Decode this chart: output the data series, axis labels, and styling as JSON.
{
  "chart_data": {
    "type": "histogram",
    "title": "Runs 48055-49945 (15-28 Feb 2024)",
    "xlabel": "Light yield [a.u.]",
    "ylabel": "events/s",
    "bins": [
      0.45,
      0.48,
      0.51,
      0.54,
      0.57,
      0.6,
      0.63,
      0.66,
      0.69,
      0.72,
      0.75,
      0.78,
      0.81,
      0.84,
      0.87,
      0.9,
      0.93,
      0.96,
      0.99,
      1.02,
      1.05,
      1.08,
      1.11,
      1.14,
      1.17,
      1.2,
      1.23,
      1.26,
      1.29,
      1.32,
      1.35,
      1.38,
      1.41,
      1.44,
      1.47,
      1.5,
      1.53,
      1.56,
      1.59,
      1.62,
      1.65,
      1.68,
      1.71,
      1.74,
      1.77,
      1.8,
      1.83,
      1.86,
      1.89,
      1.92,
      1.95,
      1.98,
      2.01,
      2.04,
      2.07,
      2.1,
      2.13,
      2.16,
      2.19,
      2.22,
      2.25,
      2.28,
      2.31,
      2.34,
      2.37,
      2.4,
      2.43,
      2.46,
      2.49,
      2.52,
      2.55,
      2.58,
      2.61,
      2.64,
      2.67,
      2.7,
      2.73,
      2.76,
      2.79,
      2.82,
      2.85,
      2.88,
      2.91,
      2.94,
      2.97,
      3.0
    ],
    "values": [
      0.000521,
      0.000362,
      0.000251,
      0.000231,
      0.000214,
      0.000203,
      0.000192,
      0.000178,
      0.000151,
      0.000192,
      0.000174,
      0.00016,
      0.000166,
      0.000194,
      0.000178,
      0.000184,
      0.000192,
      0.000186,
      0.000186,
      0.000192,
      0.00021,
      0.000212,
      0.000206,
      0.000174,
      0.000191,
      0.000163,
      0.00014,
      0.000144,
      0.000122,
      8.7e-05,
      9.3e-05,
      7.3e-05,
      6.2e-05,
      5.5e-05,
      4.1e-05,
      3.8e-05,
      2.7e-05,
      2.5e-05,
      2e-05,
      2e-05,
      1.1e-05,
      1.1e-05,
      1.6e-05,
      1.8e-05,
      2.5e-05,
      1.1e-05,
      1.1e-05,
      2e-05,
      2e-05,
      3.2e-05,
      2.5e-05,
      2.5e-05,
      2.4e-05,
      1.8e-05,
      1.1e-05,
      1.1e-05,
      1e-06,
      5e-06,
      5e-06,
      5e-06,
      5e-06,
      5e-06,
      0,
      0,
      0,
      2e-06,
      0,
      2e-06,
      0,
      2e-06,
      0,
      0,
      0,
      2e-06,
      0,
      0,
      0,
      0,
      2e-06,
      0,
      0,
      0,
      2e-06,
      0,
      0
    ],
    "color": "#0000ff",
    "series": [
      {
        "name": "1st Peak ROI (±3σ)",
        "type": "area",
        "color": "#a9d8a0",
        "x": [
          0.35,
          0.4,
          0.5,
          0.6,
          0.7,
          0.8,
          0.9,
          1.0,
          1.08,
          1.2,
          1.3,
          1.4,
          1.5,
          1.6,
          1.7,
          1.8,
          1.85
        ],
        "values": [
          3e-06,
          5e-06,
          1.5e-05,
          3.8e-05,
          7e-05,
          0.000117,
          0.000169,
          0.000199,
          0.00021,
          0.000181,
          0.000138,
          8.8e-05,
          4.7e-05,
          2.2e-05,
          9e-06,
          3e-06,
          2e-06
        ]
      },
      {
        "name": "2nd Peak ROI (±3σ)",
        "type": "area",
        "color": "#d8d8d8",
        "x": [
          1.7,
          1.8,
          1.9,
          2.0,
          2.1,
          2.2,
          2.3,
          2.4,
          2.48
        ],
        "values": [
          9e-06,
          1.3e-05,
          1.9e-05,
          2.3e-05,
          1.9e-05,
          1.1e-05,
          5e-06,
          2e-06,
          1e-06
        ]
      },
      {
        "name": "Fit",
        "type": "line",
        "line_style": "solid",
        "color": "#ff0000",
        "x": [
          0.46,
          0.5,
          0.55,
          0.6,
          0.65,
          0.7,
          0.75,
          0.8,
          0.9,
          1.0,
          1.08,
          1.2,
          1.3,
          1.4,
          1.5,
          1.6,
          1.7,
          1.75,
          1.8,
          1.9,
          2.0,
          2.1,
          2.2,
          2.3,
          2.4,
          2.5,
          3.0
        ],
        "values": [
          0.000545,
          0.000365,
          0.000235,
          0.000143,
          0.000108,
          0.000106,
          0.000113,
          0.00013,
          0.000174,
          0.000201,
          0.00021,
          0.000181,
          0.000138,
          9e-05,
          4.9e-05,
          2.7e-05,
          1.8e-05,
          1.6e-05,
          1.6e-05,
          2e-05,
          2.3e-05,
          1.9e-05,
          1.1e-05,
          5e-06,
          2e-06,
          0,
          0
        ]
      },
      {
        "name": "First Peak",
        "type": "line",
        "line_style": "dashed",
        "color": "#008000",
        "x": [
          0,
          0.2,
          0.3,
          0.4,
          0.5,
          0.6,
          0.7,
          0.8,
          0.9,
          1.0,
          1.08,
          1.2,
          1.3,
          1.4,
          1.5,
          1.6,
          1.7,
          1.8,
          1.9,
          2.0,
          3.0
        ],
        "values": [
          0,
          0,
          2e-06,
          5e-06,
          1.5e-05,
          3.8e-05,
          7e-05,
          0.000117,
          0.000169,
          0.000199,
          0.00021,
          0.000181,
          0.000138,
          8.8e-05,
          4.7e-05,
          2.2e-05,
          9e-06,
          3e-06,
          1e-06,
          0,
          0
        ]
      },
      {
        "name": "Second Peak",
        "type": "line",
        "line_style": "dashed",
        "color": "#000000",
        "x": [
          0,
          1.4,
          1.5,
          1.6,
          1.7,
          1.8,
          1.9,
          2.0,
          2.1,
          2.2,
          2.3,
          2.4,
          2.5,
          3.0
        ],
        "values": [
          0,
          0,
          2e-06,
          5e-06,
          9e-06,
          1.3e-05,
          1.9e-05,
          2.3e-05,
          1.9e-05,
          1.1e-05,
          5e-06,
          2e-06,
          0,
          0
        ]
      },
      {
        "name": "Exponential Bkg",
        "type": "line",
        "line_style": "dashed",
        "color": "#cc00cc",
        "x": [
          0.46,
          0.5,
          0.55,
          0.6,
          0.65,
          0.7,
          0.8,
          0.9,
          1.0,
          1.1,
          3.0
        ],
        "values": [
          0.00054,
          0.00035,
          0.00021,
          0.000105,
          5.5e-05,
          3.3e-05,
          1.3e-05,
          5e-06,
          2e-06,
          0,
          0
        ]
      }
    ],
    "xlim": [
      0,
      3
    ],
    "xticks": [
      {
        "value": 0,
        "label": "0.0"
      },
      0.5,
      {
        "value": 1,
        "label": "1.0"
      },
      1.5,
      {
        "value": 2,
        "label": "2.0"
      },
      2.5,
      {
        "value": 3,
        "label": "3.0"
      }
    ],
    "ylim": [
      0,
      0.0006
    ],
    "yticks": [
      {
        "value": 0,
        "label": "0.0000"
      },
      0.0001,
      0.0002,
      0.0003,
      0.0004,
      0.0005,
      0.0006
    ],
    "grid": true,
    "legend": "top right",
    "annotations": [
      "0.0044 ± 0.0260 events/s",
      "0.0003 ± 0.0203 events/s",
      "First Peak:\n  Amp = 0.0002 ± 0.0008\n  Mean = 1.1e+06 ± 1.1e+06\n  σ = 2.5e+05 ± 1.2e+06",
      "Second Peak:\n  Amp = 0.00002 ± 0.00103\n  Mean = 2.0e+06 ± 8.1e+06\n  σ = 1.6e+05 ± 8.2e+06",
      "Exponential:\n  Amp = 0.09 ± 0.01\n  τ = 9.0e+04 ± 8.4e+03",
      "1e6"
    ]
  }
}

Given request: Your task is to repeat the data exactly; please include every line.

Result of this task:
Decode this chart: output the data series, axis labels, and styling as JSON.
{
  "chart_data": {
    "type": "histogram",
    "title": "Runs 48055-49945 (15-28 Feb 2024)",
    "xlabel": "Light yield [a.u.]",
    "ylabel": "events/s",
    "bins": [
      0.45,
      0.48,
      0.51,
      0.54,
      0.57,
      0.6,
      0.63,
      0.66,
      0.69,
      0.72,
      0.75,
      0.78,
      0.81,
      0.84,
      0.87,
      0.9,
      0.93,
      0.96,
      0.99,
      1.02,
      1.05,
      1.08,
      1.11,
      1.14,
      1.17,
      1.2,
      1.23,
      1.26,
      1.29,
      1.32,
      1.35,
      1.38,
      1.41,
      1.44,
      1.47,
      1.5,
      1.53,
      1.56,
      1.59,
      1.62,
      1.65,
      1.68,
      1.71,
      1.74,
      1.77,
      1.8,
      1.83,
      1.86,
      1.89,
      1.92,
      1.95,
      1.98,
      2.01,
      2.04,
      2.07,
      2.1,
      2.13,
      2.16,
      2.19,
      2.22,
      2.25,
      2.28,
      2.31,
      2.34,
      2.37,
      2.4,
      2.43,
      2.46,
      2.49,
      2.52,
      2.55,
      2.58,
      2.61,
      2.64,
      2.67,
      2.7,
      2.73,
      2.76,
      2.79,
      2.82,
      2.85,
      2.88,
      2.91,
      2.94,
      2.97,
      3.0
    ],
    "values": [
      0.000521,
      0.000362,
      0.000251,
      0.000231,
      0.000214,
      0.000203,
      0.000192,
      0.000178,
      0.000151,
      0.000192,
      0.000174,
      0.00016,
      0.000166,
      0.000194,
      0.000178,
      0.000184,
      0.000192,
      0.000186,
      0.000186,
      0.000192,
      0.00021,
      0.000212,
      0.000206,
      0.000174,
      0.000191,
      0.000163,
      0.00014,
      0.000144,
      0.000122,
      8.7e-05,
      9.3e-05,
      7.3e-05,
      6.2e-05,
      5.5e-05,
      4.1e-05,
      3.8e-05,
      2.7e-05,
      2.5e-05,
      2e-05,
      2e-05,
      1.1e-05,
      1.1e-05,
      1.6e-05,
      1.8e-05,
      2.5e-05,
      1.1e-05,
      1.1e-05,
      2e-05,
      2e-05,
      3.2e-05,
      2.5e-05,
      2.5e-05,
      2.4e-05,
      1.8e-05,
      1.1e-05,
      1.1e-05,
      1e-06,
      5e-06,
      5e-06,
      5e-06,
      5e-06,
      5e-06,
      0,
      0,
      0,
      2e-06,
      0,
      2e-06,
      0,
      2e-06,
      0,
      0,
      0,
      2e-06,
      0,
      0,
      0,
      0,
      2e-06,
      0,
      0,
      0,
      2e-06,
      0,
      0
    ],
    "color": "#0000ff",
    "series": [
      {
        "name": "1st Peak ROI (±3σ)",
        "type": "area",
        "color": "#a9d8a0",
        "x": [
          0.35,
          0.4,
          0.5,
          0.6,
          0.7,
          0.8,
          0.9,
          1.0,
          1.08,
          1.2,
          1.3,
          1.4,
          1.5,
          1.6,
          1.7,
          1.8,
          1.85
        ],
        "values": [
          3e-06,
          5e-06,
          1.5e-05,
          3.8e-05,
          7e-05,
          0.000117,
          0.000169,
          0.000199,
          0.00021,
          0.000181,
          0.000138,
          8.8e-05,
          4.7e-05,
          2.2e-05,
          9e-06,
          3e-06,
          2e-06
        ]
      },
      {
        "name": "2nd Peak ROI (±3σ)",
        "type": "area",
        "color": "#d8d8d8",
        "x": [
          1.7,
          1.8,
          1.9,
          2.0,
          2.1,
          2.2,
          2.3,
          2.4,
          2.48
        ],
        "values": [
          9e-06,
          1.3e-05,
          1.9e-05,
          2.3e-05,
          1.9e-05,
          1.1e-05,
          5e-06,
          2e-06,
          1e-06
        ]
      },
      {
        "name": "Fit",
        "type": "line",
        "line_style": "solid",
        "color": "#ff0000",
        "x": [
          0.46,
          0.5,
          0.55,
          0.6,
          0.65,
          0.7,
          0.75,
          0.8,
          0.9,
          1.0,
          1.08,
          1.2,
          1.3,
          1.4,
          1.5,
          1.6,
          1.7,
          1.75,
          1.8,
          1.9,
          2.0,
          2.1,
          2.2,
          2.3,
          2.4,
          2.5,
          3.0
        ],
        "values": [
          0.000545,
          0.000365,
          0.000235,
          0.000143,
          0.000108,
          0.000106,
          0.000113,
          0.00013,
          0.000174,
          0.000201,
          0.00021,
          0.000181,
          0.000138,
          9e-05,
          4.9e-05,
          2.7e-05,
          1.8e-05,
          1.6e-05,
          1.6e-05,
          2e-05,
          2.3e-05,
          1.9e-05,
          1.1e-05,
          5e-06,
          2e-06,
          0,
          0
        ]
      },
      {
        "name": "First Peak",
        "type": "line",
        "line_style": "dashed",
        "color": "#008000",
        "x": [
          0,
          0.2,
          0.3,
          0.4,
          0.5,
          0.6,
          0.7,
          0.8,
          0.9,
          1.0,
          1.08,
          1.2,
          1.3,
          1.4,
          1.5,
          1.6,
          1.7,
          1.8,
          1.9,
          2.0,
          3.0
        ],
        "values": [
          0,
          0,
          2e-06,
          5e-06,
          1.5e-05,
          3.8e-05,
          7e-05,
          0.000117,
          0.000169,
          0.000199,
          0.00021,
          0.000181,
          0.000138,
          8.8e-05,
          4.7e-05,
          2.2e-05,
          9e-06,
          3e-06,
          1e-06,
          0,
          0
        ]
      },
      {
        "name": "Second Peak",
        "type": "line",
        "line_style": "dashed",
        "color": "#000000",
        "x": [
          0,
          1.4,
          1.5,
          1.6,
          1.7,
          1.8,
          1.9,
          2.0,
          2.1,
          2.2,
          2.3,
          2.4,
          2.5,
          3.0
        ],
        "values": [
          0,
          0,
          2e-06,
          5e-06,
          9e-06,
          1.3e-05,
          1.9e-05,
          2.3e-05,
          1.9e-05,
          1.1e-05,
          5e-06,
          2e-06,
          0,
          0
        ]
      },
      {
        "name": "Exponential Bkg",
        "type": "line",
        "line_style": "dashed",
        "color": "#cc00cc",
        "x": [
          0.46,
          0.5,
          0.55,
          0.6,
          0.65,
          0.7,
          0.8,
          0.9,
          1.0,
          1.1,
          3.0
        ],
        "values": [
          0.00054,
          0.00035,
          0.00021,
          0.000105,
          5.5e-05,
          3.3e-05,
          1.3e-05,
          5e-06,
          2e-06,
          0,
          0
        ]
      }
    ],
    "xlim": [
      0,
      3
    ],
    "xticks": [
      {
        "value": 0,
        "label": "0.0"
      },
      0.5,
      {
        "value": 1,
        "label": "1.0"
      },
      1.5,
      {
        "value": 2,
        "label": "2.0"
      },
      2.5,
      {
        "value": 3,
        "label": "3.0"
      }
    ],
    "ylim": [
      0,
      0.0006
    ],
    "yticks": [
      {
        "value": 0,
        "label": "0.0000"
      },
      0.0001,
      0.0002,
      0.0003,
      0.0004,
      0.0005,
      0.0006
    ],
    "grid": true,
    "legend": "top right",
    "annotations": [
      "0.0044 ± 0.0260 events/s",
      "0.0003 ± 0.0203 events/s",
      "First Peak:\n  Amp = 0.0002 ± 0.0008\n  Mean = 1.1e+06 ± 1.1e+06\n  σ = 2.5e+05 ± 1.2e+06",
      "Second Peak:\n  Amp = 0.00002 ± 0.00103\n  Mean = 2.0e+06 ± 8.1e+06\n  σ = 1.6e+05 ± 8.2e+06",
      "Exponential:\n  Amp = 0.09 ± 0.01\n  τ = 9.0e+04 ± 8.4e+03",
      "1e6"
    ]
  }
}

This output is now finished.